EXERCISE INSTRUCTIONS -
How many lines in the listing below include the word "JSON"? Reply with the count alone.

Dataset items:
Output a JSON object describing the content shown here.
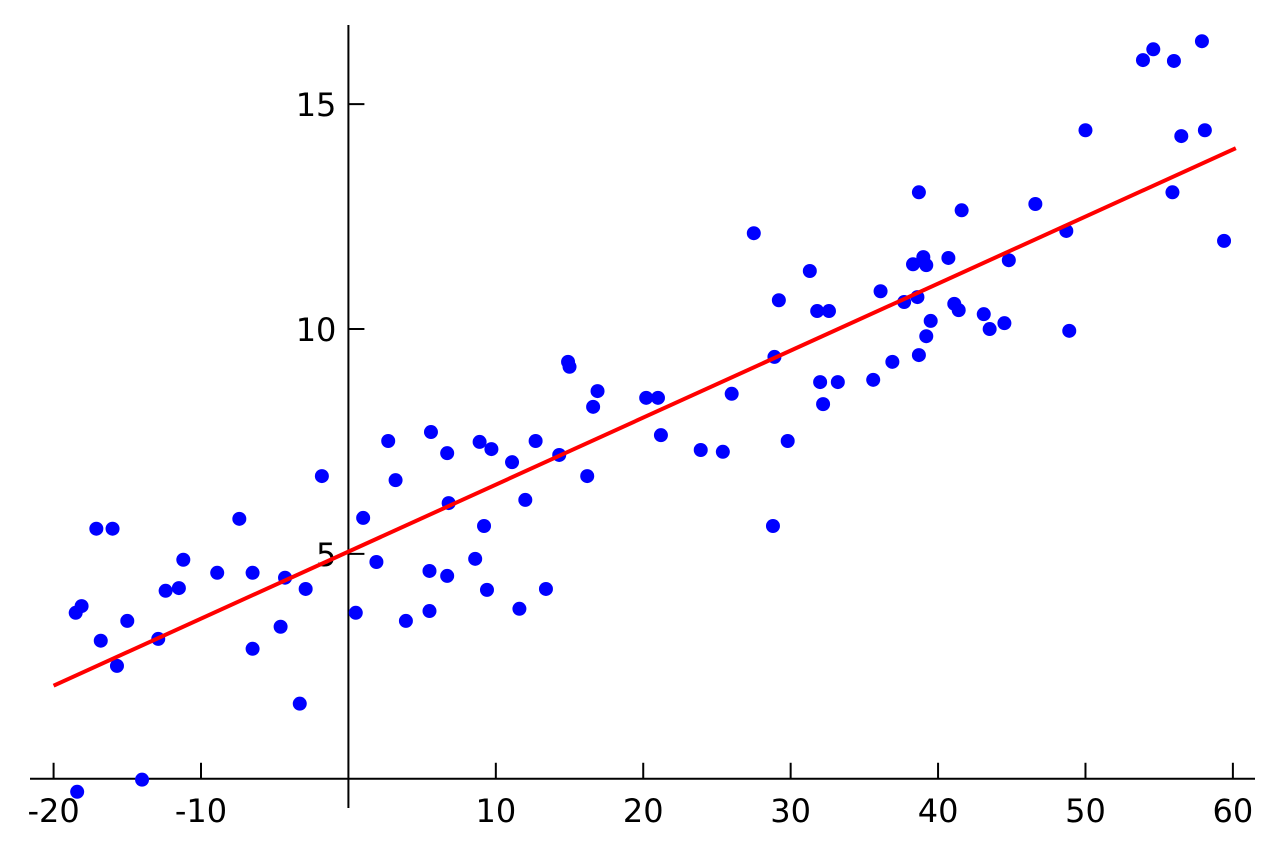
{
  "chart_data": {
    "type": "scatter",
    "xlim": [
      -21.6,
      61.5
    ],
    "ylim": [
      -0.65,
      16.76
    ],
    "xticks": [
      -20,
      -10,
      10,
      20,
      30,
      40,
      50,
      60
    ],
    "yticks": [
      5,
      10,
      15
    ],
    "series": [
      {
        "color": "#0000ff",
        "x": [
          -18.5,
          -18.1,
          -18.4,
          -17.1,
          -16.8,
          -16.0,
          -15.7,
          -15.0,
          -14.0,
          -12.9,
          -12.4,
          -11.5,
          -11.2,
          -8.9,
          -7.4,
          -6.5,
          -6.5,
          -4.6,
          -4.3,
          -3.3,
          -2.9,
          -1.8,
          0.5,
          1.0,
          1.9,
          2.7,
          3.2,
          3.9,
          5.5,
          5.5,
          5.6,
          6.7,
          6.7,
          6.8,
          8.6,
          8.9,
          9.2,
          9.4,
          9.7,
          11.1,
          11.6,
          12.0,
          12.7,
          13.4,
          14.3,
          14.9,
          15.0,
          16.2,
          16.6,
          16.9,
          20.2,
          21.0,
          21.2,
          23.9,
          25.4,
          26.0,
          27.5,
          28.8,
          28.9,
          29.2,
          29.8,
          31.3,
          31.8,
          32.0,
          32.2,
          32.6,
          33.2,
          35.6,
          36.1,
          36.9,
          37.7,
          38.3,
          38.6,
          38.7,
          38.7,
          39.0,
          39.2,
          39.2,
          39.5,
          40.7,
          41.1,
          41.4,
          41.6,
          43.1,
          43.5,
          44.5,
          44.8,
          46.6,
          48.7,
          48.9,
          50.0,
          53.9,
          54.6,
          56.0,
          55.9,
          56.5,
          57.9,
          58.1,
          59.4
        ],
        "values": [
          3.69,
          3.84,
          -0.29,
          5.56,
          3.07,
          5.56,
          2.51,
          3.51,
          -0.02,
          3.11,
          4.18,
          4.24,
          4.87,
          4.58,
          5.78,
          4.58,
          2.89,
          3.38,
          4.47,
          1.67,
          4.22,
          6.73,
          3.69,
          5.8,
          4.82,
          7.51,
          6.64,
          3.51,
          3.73,
          4.62,
          7.71,
          4.51,
          7.24,
          6.13,
          4.89,
          7.49,
          5.62,
          4.2,
          7.33,
          7.04,
          3.78,
          6.2,
          7.51,
          4.22,
          7.2,
          9.27,
          9.16,
          6.73,
          8.27,
          8.62,
          8.47,
          8.47,
          7.64,
          7.31,
          7.27,
          8.56,
          12.13,
          5.62,
          9.38,
          10.64,
          7.51,
          11.29,
          10.4,
          8.82,
          8.33,
          10.4,
          8.82,
          8.87,
          10.84,
          9.27,
          10.6,
          11.44,
          10.71,
          13.04,
          9.42,
          11.6,
          11.42,
          9.84,
          10.18,
          11.58,
          10.56,
          10.42,
          12.64,
          10.33,
          10.0,
          10.13,
          11.53,
          12.78,
          12.18,
          9.96,
          14.42,
          15.98,
          16.22,
          15.96,
          13.04,
          14.29,
          16.4,
          14.42,
          11.96
        ]
      }
    ],
    "fit_line": {
      "color": "#ff0000",
      "x": [
        -20,
        60.2
      ],
      "y": [
        2.07,
        14.02
      ]
    }
  }
}
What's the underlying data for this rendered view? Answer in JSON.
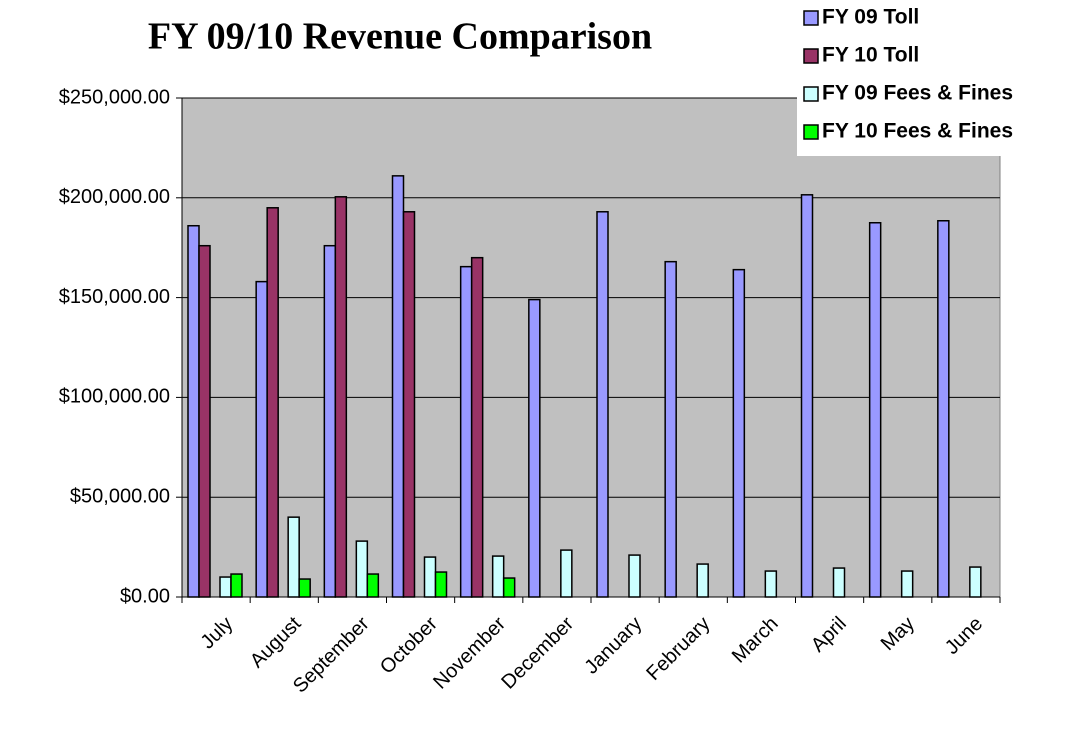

TASK ANSWER -
2